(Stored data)

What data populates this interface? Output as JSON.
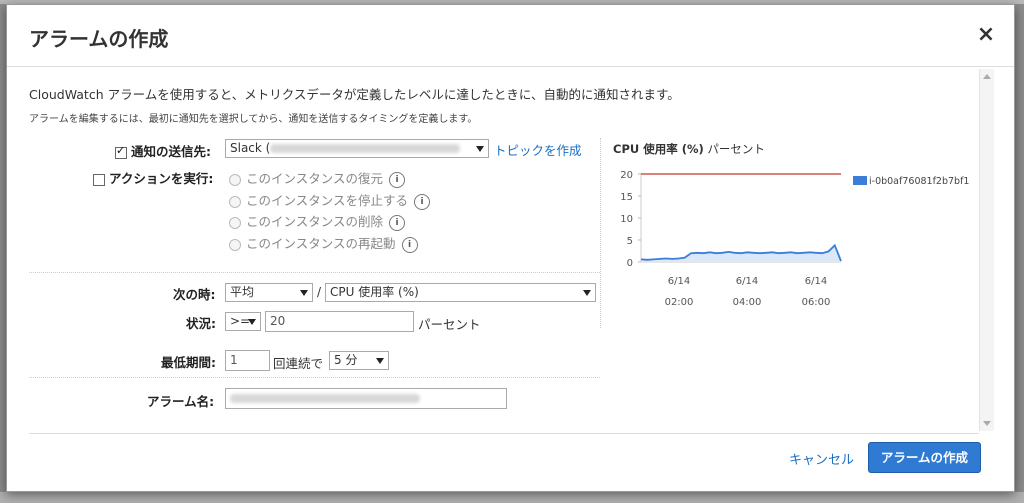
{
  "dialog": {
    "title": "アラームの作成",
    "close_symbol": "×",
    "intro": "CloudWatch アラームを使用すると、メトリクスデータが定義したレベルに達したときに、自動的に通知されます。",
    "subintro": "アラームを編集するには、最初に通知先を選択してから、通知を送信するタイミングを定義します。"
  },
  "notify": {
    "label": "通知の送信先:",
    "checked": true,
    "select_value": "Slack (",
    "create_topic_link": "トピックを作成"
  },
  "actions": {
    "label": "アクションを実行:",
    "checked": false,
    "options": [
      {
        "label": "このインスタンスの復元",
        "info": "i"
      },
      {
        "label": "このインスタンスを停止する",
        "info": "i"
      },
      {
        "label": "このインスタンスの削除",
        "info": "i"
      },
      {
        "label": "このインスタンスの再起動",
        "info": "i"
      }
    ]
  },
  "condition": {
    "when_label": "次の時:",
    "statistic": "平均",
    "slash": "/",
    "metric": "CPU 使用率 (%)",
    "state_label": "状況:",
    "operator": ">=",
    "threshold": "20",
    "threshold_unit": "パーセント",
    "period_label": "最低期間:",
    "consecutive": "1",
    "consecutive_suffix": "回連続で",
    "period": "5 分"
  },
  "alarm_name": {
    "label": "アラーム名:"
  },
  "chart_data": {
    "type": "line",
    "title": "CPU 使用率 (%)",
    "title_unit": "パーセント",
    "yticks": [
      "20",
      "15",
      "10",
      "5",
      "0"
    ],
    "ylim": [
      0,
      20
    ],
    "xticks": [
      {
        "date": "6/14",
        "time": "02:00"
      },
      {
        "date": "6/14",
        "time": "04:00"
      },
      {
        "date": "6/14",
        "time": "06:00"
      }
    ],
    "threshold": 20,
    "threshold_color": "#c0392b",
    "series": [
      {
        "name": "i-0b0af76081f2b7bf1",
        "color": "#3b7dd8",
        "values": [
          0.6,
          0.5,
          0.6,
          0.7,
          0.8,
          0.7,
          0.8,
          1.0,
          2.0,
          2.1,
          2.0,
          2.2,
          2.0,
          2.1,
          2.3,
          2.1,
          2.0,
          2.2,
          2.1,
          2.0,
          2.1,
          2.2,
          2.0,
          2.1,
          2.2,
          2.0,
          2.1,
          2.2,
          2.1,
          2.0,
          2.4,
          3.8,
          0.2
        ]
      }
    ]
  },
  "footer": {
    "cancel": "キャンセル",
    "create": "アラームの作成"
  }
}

#### [Exercise prompt]
Copy each line of the records containing the string "パーセント".

#### [Final answer]
    "threshold_unit": "パーセント",
    "title_unit": "パーセント",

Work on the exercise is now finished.